_RECORDS TO PROCESS:_
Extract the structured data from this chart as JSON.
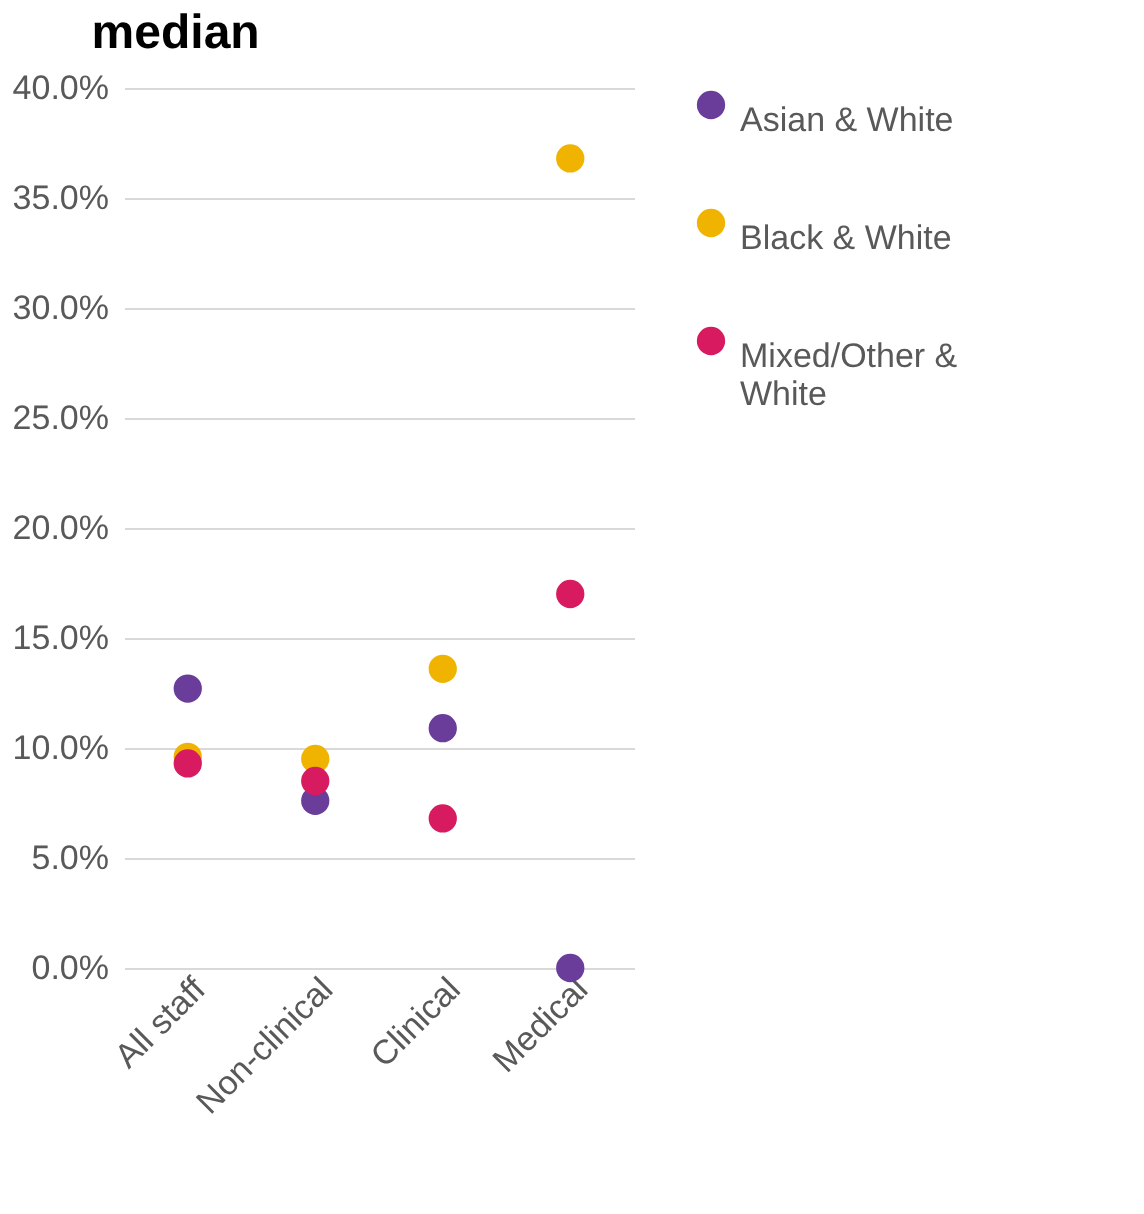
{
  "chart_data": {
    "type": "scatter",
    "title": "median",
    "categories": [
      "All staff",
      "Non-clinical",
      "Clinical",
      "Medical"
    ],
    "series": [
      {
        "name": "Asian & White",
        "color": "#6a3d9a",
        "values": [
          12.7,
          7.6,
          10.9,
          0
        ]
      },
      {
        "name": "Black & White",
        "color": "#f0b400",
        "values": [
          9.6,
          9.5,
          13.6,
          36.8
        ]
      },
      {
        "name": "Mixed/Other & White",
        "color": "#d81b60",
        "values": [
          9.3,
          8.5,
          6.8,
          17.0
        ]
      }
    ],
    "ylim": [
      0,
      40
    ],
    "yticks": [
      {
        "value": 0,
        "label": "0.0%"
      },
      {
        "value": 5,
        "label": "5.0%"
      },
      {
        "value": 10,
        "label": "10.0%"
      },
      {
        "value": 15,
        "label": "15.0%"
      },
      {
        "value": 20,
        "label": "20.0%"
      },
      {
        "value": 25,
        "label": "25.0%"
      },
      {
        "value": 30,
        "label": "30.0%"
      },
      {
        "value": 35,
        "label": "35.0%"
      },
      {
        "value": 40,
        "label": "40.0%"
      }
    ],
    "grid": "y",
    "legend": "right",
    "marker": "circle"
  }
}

_JOB:_ Look above for lines with the word "label" and copy them all.

_OUTPUT OF THE TASK:_
        "label": "0.0%"
        "label": "5.0%"
        "label": "10.0%"
        "label": "15.0%"
        "label": "20.0%"
        "label": "25.0%"
        "label": "30.0%"
        "label": "35.0%"
        "label": "40.0%"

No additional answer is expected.